-- begin --
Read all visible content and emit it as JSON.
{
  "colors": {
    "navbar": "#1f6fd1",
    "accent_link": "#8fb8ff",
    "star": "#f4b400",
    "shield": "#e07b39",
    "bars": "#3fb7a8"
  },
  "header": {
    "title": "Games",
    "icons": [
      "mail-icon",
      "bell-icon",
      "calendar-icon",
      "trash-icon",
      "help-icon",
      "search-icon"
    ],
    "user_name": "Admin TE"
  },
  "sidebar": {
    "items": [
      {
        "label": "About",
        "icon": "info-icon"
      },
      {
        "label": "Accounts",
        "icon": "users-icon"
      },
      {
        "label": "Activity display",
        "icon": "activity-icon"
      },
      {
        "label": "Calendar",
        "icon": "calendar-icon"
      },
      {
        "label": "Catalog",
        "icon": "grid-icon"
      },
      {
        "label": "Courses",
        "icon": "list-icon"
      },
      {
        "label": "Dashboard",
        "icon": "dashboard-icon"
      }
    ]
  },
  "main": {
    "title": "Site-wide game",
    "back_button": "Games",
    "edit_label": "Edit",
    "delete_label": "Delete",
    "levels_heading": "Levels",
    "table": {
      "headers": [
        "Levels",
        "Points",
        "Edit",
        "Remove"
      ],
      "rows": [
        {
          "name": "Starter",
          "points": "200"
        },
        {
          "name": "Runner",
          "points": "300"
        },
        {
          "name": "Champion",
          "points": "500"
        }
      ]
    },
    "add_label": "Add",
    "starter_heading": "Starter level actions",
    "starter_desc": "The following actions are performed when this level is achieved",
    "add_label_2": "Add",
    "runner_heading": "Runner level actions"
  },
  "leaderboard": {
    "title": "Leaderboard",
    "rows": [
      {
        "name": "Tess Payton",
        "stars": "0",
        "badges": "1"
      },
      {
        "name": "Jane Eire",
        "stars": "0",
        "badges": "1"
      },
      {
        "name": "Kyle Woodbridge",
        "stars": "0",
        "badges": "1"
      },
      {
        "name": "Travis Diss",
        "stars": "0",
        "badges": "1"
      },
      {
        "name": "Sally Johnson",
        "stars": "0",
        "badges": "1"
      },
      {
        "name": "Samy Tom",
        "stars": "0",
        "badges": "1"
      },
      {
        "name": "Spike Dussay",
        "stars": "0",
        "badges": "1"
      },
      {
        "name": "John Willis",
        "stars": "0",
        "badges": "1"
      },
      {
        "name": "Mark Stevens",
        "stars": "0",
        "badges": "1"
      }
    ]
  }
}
-- end --
Task instructions:
Your task is to repeat every line exactly.

Result:
Read all visible content and emit it as JSON.
{
  "colors": {
    "navbar": "#1f6fd1",
    "accent_link": "#8fb8ff",
    "star": "#f4b400",
    "shield": "#e07b39",
    "bars": "#3fb7a8"
  },
  "header": {
    "title": "Games",
    "icons": [
      "mail-icon",
      "bell-icon",
      "calendar-icon",
      "trash-icon",
      "help-icon",
      "search-icon"
    ],
    "user_name": "Admin TE"
  },
  "sidebar": {
    "items": [
      {
        "label": "About",
        "icon": "info-icon"
      },
      {
        "label": "Accounts",
        "icon": "users-icon"
      },
      {
        "label": "Activity display",
        "icon": "activity-icon"
      },
      {
        "label": "Calendar",
        "icon": "calendar-icon"
      },
      {
        "label": "Catalog",
        "icon": "grid-icon"
      },
      {
        "label": "Courses",
        "icon": "list-icon"
      },
      {
        "label": "Dashboard",
        "icon": "dashboard-icon"
      }
    ]
  },
  "main": {
    "title": "Site-wide game",
    "back_button": "Games",
    "edit_label": "Edit",
    "delete_label": "Delete",
    "levels_heading": "Levels",
    "table": {
      "headers": [
        "Levels",
        "Points",
        "Edit",
        "Remove"
      ],
      "rows": [
        {
          "name": "Starter",
          "points": "200"
        },
        {
          "name": "Runner",
          "points": "300"
        },
        {
          "name": "Champion",
          "points": "500"
        }
      ]
    },
    "add_label": "Add",
    "starter_heading": "Starter level actions",
    "starter_desc": "The following actions are performed when this level is achieved",
    "add_label_2": "Add",
    "runner_heading": "Runner level actions"
  },
  "leaderboard": {
    "title": "Leaderboard",
    "rows": [
      {
        "name": "Tess Payton",
        "stars": "0",
        "badges": "1"
      },
      {
        "name": "Jane Eire",
        "stars": "0",
        "badges": "1"
      },
      {
        "name": "Kyle Woodbridge",
        "stars": "0",
        "badges": "1"
      },
      {
        "name": "Travis Diss",
        "stars": "0",
        "badges": "1"
      },
      {
        "name": "Sally Johnson",
        "stars": "0",
        "badges": "1"
      },
      {
        "name": "Samy Tom",
        "stars": "0",
        "badges": "1"
      },
      {
        "name": "Spike Dussay",
        "stars": "0",
        "badges": "1"
      },
      {
        "name": "John Willis",
        "stars": "0",
        "badges": "1"
      },
      {
        "name": "Mark Stevens",
        "stars": "0",
        "badges": "1"
      }
    ]
  }
}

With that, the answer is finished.